• Excerpted text

=== Begin Enclosure ===

It was the middle of a Friday afternoon, and the week was coming to an end. I was looking forward to a weekend off. My next patient, 11-year-old Mark, came in with a chief complaint of cough, sneezing and just feeling horrible for around four days. He woke up with a fever and, according to mom, his eyes were looking red. He appeared ill; his eyes were glazed over and a bit bloodshot. He had a noticeable brassy cough. As I began to get the history, mom interjected, “I just noticed that Mark has a rash...it wasn’t there this morning”.
Mark was sitting in the chair, looking peaked with his hair going in every direction. His temperature was 102.1 degrees, and cheeks were flushed. It seemed to be quite an effort to get up on the examining table as he said every part of his body hurt. Taking off his shirt I noticed the rash mom was talking about. It looked like the beginnings of a rash, not yet well defined or specific for a particular disease. It simply looked like a “viral “ rash. This raised my curiosity.
Systematically I did my exam of Mark to be sure nothing was missed. He could move his neck freely, eliminating my concern about meningitis. The eyes were slightly red, but not a true conjunctivitis. The eardrums were normal; his throat was beefy red but without any pus pockets on the tonsils. Strep throat was a possibility, I thought, but the rash wasn’t the typical sandpapery kind found with strep. He did have some enlarged lymph nodes in his neck, but they weren’t too impressive. Although he did have a brassy cough, the lungs were clear, thus, pneumonia was not likely. The rest of the exam was entirely normal. I went down the list of possible diagnoses in my mind, and nothing fit. Re-examining Mark was to no avail.

=== End Enclosure ===

• Data excerpts
=== Begin Enclosure ===

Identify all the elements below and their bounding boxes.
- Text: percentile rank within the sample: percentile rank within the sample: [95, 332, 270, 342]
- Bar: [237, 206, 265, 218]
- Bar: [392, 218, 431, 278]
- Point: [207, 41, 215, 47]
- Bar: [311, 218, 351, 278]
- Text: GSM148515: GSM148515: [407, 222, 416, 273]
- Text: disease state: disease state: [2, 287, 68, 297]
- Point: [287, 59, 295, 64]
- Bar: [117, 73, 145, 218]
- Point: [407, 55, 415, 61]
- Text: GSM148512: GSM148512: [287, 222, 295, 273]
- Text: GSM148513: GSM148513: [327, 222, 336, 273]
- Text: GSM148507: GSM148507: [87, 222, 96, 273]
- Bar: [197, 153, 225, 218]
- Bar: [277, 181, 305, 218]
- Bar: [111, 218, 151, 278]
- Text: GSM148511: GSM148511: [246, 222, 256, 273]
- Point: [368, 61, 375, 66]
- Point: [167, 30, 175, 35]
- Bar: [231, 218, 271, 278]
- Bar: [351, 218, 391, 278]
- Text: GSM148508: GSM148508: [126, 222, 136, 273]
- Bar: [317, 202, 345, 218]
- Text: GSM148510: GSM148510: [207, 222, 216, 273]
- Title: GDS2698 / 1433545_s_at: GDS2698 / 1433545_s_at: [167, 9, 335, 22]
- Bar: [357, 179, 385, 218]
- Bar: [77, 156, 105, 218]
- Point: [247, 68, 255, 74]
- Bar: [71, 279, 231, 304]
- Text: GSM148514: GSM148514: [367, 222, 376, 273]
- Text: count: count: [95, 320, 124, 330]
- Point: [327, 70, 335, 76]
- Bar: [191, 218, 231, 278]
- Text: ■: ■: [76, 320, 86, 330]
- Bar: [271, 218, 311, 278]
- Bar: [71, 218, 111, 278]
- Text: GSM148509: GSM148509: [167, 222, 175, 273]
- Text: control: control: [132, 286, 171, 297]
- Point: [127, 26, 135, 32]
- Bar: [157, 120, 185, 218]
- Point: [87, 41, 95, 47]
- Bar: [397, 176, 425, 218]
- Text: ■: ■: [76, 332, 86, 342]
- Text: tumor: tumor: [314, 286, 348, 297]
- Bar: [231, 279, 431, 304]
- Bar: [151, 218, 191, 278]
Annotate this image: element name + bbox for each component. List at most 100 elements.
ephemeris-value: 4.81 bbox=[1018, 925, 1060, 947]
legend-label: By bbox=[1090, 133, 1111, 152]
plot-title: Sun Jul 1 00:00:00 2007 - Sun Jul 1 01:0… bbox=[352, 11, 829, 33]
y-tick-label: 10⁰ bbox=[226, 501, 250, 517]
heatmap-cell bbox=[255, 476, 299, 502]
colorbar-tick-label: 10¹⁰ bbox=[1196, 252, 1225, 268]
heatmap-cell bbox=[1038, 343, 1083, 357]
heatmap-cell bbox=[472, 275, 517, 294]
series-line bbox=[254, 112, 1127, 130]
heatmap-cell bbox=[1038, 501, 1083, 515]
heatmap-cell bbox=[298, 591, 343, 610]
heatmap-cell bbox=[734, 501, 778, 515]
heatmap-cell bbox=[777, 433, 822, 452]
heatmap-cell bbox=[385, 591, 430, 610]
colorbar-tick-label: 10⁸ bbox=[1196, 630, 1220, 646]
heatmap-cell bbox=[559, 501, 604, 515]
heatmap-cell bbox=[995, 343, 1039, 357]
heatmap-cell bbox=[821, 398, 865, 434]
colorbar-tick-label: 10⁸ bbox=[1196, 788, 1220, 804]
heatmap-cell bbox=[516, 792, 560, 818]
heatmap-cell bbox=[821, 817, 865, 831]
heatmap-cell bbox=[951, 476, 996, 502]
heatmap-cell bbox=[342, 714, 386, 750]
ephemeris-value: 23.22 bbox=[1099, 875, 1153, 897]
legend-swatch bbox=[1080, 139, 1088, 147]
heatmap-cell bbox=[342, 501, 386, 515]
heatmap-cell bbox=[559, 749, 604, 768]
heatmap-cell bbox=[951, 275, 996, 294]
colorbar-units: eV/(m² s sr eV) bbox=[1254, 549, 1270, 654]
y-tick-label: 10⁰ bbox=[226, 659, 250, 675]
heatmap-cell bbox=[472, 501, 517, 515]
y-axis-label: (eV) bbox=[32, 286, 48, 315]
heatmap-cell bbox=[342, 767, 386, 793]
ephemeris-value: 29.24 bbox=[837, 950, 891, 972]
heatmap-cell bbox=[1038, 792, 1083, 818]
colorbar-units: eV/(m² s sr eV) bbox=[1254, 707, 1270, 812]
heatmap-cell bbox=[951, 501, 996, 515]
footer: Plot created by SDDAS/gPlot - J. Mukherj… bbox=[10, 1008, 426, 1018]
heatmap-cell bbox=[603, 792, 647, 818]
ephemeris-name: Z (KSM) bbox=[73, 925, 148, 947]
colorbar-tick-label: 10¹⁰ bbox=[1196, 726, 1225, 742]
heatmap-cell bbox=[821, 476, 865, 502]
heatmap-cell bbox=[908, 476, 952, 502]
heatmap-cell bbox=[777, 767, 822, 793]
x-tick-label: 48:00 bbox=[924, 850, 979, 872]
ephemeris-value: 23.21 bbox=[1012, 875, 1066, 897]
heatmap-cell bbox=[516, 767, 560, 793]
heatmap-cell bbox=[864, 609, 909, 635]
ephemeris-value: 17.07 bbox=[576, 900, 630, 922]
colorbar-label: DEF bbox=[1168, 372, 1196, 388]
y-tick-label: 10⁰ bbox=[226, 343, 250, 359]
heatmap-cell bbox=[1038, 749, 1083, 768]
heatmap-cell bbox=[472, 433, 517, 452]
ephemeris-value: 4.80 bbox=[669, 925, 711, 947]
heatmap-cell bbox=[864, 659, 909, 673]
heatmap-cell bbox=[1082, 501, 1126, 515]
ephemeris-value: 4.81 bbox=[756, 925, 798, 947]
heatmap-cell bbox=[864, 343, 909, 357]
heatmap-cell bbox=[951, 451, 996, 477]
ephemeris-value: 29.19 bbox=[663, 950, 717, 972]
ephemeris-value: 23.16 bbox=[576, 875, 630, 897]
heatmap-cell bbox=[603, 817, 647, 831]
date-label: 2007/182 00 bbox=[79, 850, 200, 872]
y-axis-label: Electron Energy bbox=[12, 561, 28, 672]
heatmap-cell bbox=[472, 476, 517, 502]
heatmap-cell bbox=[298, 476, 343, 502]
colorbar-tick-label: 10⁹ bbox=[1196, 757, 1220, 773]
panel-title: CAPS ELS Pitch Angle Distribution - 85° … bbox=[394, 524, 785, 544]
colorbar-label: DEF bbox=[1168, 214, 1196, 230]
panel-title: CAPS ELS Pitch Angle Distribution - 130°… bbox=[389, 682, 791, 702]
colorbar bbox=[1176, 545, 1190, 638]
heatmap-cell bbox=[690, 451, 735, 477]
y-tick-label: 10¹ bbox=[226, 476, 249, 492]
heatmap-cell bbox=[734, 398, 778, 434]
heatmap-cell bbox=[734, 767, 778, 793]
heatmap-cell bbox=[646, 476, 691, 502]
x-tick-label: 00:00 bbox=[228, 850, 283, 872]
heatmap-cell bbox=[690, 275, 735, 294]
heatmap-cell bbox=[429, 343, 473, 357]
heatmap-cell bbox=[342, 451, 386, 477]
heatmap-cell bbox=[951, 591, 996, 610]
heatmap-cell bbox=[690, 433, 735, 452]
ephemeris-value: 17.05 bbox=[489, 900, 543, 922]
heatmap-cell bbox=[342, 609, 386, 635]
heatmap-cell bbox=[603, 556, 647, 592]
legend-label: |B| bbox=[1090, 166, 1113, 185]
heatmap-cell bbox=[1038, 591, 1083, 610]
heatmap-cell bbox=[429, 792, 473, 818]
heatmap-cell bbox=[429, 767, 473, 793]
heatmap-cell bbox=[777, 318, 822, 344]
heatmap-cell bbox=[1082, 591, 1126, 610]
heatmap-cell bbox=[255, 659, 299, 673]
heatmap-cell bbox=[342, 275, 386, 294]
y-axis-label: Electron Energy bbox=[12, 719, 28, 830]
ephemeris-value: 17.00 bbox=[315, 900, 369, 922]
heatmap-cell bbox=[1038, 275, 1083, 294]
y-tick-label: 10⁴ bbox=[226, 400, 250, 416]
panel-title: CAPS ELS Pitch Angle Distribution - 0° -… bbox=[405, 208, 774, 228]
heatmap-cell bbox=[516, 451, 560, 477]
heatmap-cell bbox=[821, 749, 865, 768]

=== End Enclosure ===

• Complete the following
1. Please copy the passage from the account of Mark's visit above, beginning at the words "Mark was sitting" and stopping after "raised my curiosity.".
2. In the account of Mark's visit, what temperature did Mark have?

• Response list
1.
Mark was sitting in the chair, looking peaked with his hair going in every direction. His temperature was 102.1 degrees, and cheeks were flushed. It seemed to be quite an effort to get up on the examining table as he said every part of his body hurt. Taking off his shirt I noticed the rash mom was talking about. It looked like the beginnings of a rash, not yet well defined or specific for a particular disease. It simply looked like a “viral “ rash. This raised my curiosity.

2. 102.1 degrees